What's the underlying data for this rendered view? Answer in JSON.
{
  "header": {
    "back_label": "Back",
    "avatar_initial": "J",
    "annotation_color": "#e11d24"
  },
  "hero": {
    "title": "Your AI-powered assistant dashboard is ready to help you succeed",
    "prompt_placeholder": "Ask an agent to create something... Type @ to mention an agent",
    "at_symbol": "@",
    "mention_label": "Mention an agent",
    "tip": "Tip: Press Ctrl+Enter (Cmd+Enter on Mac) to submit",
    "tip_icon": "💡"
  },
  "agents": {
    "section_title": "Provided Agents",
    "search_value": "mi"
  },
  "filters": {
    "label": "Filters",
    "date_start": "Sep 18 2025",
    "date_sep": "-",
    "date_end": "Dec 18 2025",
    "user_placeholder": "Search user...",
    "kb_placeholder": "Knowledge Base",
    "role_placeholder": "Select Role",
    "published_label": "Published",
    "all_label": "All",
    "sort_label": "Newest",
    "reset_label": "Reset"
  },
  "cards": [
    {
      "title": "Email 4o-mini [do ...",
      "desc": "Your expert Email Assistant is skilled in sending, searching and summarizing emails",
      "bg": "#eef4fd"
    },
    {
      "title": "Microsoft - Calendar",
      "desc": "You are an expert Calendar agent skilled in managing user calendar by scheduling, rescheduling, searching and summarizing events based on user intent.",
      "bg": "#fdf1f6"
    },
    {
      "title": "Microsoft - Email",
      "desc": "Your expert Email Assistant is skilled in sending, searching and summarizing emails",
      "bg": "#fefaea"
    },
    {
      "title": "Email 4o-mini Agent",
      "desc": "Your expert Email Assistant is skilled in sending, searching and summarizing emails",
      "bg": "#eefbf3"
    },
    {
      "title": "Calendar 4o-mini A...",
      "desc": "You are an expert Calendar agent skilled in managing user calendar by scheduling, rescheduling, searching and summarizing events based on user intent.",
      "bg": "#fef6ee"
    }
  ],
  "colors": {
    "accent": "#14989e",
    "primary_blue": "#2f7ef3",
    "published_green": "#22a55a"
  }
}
* * *
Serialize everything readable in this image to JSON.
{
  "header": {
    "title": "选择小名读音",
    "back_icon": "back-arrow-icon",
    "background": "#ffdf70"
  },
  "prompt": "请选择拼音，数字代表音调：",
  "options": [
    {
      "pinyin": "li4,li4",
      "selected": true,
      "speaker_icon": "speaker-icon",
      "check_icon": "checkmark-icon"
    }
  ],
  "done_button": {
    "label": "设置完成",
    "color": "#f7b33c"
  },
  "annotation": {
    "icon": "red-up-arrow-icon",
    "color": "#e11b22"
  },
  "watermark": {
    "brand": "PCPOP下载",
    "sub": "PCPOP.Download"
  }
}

WRITTEN PROBLEM: Check each line above for "this" and return the ones that have it.

FINISHED ANSWER:
What's the underlying data for this rendered view? Answer in JSON.
Serialize everything readable in this image to JSON.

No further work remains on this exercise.